## Direction
Rewrite the entries starting at the first one and ending at the line containing "screencast-icon <box>170 326 192 348</box>", replacing every "blurred-text" with "masked-text" and leaving everything else unchanged.

─── Recorded information ───

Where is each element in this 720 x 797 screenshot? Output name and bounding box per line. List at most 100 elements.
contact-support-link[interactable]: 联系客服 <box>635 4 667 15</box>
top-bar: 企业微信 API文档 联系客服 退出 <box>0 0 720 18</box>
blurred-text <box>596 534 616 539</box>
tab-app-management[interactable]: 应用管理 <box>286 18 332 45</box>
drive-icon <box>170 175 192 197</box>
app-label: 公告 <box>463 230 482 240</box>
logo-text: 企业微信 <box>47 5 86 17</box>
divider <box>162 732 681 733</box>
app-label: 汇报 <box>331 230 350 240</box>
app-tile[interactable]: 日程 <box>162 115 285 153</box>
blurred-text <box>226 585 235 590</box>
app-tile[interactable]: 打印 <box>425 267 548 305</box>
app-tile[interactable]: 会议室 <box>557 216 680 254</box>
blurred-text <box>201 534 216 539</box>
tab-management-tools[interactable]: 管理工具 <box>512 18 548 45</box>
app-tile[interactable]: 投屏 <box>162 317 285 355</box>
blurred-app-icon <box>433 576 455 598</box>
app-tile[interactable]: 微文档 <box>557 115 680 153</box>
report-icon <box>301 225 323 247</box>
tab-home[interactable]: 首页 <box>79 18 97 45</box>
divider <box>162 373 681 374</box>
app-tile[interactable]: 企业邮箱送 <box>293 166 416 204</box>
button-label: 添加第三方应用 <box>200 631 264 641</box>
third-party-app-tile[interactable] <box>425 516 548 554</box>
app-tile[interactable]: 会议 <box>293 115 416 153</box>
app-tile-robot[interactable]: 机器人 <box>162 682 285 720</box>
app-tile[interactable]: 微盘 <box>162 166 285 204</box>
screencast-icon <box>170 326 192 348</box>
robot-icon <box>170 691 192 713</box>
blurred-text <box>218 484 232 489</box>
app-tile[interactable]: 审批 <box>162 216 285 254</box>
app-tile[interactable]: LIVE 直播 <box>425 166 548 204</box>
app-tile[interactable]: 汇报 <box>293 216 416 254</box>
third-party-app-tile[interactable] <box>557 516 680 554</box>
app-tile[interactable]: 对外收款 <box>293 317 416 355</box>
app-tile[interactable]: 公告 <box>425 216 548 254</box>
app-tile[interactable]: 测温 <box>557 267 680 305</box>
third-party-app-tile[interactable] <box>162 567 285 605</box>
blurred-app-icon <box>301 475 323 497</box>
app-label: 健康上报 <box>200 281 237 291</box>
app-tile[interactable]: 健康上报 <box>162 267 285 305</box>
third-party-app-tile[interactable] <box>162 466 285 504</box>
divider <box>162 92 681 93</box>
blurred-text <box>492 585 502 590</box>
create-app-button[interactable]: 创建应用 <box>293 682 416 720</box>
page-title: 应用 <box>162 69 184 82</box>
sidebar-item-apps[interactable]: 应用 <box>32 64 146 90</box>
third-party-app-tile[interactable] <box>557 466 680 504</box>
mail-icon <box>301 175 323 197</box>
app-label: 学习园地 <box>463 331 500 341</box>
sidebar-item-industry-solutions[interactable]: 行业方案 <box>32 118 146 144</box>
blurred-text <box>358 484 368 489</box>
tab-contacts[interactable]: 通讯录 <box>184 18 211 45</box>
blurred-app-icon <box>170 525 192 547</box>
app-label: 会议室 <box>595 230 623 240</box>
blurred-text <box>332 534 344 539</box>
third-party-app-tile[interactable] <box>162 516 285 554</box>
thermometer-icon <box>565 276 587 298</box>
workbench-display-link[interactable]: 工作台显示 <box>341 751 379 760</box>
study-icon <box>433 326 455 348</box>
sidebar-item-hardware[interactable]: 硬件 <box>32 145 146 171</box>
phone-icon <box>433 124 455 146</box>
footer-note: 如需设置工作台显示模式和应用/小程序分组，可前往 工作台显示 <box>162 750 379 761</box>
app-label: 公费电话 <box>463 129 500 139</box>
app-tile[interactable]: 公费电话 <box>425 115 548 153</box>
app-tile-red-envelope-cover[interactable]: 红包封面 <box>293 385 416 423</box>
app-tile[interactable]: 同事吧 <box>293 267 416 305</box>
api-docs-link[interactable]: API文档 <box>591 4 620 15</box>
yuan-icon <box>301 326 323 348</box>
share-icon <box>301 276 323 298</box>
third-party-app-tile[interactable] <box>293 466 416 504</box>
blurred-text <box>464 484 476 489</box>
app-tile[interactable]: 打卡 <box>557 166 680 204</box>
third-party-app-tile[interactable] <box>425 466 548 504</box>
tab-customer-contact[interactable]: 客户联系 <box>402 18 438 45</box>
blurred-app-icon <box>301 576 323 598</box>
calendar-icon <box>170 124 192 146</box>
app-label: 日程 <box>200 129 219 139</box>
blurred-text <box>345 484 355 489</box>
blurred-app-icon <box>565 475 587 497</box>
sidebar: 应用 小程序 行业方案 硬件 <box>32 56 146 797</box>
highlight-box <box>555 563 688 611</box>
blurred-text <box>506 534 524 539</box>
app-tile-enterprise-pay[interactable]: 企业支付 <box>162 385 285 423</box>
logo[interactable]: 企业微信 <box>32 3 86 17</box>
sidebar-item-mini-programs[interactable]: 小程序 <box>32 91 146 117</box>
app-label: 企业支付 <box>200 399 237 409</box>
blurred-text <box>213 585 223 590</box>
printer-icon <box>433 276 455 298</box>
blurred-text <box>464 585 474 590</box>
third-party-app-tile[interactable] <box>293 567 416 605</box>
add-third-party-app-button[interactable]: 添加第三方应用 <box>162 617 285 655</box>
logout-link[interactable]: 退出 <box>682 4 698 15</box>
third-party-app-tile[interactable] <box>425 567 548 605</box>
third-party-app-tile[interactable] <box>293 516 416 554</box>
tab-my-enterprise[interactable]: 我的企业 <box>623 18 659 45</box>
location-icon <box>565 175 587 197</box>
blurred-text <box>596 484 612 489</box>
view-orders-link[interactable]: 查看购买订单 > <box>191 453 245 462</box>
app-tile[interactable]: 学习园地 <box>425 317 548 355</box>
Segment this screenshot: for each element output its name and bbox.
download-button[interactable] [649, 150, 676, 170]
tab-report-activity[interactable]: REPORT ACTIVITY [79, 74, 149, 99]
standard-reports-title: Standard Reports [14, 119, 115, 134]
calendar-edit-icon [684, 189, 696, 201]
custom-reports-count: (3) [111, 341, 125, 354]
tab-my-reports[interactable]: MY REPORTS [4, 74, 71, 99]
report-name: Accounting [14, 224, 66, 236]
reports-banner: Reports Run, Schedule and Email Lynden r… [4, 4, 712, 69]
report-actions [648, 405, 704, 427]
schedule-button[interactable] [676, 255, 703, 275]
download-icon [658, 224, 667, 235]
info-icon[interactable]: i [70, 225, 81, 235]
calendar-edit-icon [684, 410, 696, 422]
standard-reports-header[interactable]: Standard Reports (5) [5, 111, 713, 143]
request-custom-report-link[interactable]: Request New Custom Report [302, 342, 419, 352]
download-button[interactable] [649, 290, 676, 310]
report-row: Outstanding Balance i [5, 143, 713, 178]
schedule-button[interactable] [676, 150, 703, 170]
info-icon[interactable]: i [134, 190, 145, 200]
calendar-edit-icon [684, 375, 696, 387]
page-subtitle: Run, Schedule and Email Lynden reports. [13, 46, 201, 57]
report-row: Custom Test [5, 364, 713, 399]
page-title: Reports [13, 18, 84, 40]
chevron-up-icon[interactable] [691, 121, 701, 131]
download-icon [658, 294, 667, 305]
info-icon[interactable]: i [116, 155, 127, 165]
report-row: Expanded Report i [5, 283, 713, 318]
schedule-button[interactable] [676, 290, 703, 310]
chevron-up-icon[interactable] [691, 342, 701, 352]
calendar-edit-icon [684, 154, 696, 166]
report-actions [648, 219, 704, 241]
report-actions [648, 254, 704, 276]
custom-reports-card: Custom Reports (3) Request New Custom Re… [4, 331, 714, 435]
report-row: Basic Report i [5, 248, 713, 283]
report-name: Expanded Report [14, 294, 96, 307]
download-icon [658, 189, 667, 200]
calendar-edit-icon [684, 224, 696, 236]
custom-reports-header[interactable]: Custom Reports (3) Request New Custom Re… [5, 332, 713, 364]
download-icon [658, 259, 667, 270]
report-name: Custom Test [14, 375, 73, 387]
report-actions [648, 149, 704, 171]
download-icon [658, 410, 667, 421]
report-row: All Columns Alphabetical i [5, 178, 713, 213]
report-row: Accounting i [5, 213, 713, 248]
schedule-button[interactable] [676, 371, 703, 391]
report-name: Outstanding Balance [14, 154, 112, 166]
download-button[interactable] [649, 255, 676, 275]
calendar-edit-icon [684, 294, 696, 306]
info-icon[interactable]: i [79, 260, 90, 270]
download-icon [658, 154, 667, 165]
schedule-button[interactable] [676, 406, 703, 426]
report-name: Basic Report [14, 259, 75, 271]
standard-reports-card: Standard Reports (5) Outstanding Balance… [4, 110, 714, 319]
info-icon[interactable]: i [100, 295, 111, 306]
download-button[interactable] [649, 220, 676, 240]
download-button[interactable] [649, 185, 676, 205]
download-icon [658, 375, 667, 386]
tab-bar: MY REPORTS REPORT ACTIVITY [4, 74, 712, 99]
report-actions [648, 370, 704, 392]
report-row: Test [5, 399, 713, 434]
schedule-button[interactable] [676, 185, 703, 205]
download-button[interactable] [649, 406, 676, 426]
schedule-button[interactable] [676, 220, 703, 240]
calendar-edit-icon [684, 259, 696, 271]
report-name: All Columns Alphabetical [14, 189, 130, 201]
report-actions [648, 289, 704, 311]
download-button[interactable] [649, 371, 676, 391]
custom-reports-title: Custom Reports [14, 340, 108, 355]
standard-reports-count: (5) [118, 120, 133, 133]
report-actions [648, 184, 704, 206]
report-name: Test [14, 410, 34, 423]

───

## Answer to this problem
Where is each element in this 720 x 797 screenshot? Output name and bounding box per line. List at most 100 elements.
contact-support-link[interactable]: 联系客服 <box>635 4 667 15</box>
top-bar: 企业微信 API文档 联系客服 退出 <box>0 0 720 18</box>
masked-text <box>596 534 616 539</box>
tab-app-management[interactable]: 应用管理 <box>286 18 332 45</box>
drive-icon <box>170 175 192 197</box>
app-label: 公告 <box>463 230 482 240</box>
logo-text: 企业微信 <box>47 5 86 17</box>
divider <box>162 732 681 733</box>
app-label: 汇报 <box>331 230 350 240</box>
app-tile[interactable]: 日程 <box>162 115 285 153</box>
masked-text <box>226 585 235 590</box>
app-tile[interactable]: 打印 <box>425 267 548 305</box>
app-tile[interactable]: 会议室 <box>557 216 680 254</box>
masked-text <box>201 534 216 539</box>
tab-management-tools[interactable]: 管理工具 <box>512 18 548 45</box>
app-tile[interactable]: 投屏 <box>162 317 285 355</box>
blurred-app-icon <box>433 576 455 598</box>
app-tile[interactable]: 微文档 <box>557 115 680 153</box>
report-icon <box>301 225 323 247</box>
tab-home[interactable]: 首页 <box>79 18 97 45</box>
divider <box>162 373 681 374</box>
app-tile[interactable]: 企业邮箱送 <box>293 166 416 204</box>
button-label: 添加第三方应用 <box>200 631 264 641</box>
third-party-app-tile[interactable] <box>425 516 548 554</box>
app-tile[interactable]: 会议 <box>293 115 416 153</box>
app-tile-robot[interactable]: 机器人 <box>162 682 285 720</box>
app-tile[interactable]: 微盘 <box>162 166 285 204</box>
screencast-icon <box>170 326 192 348</box>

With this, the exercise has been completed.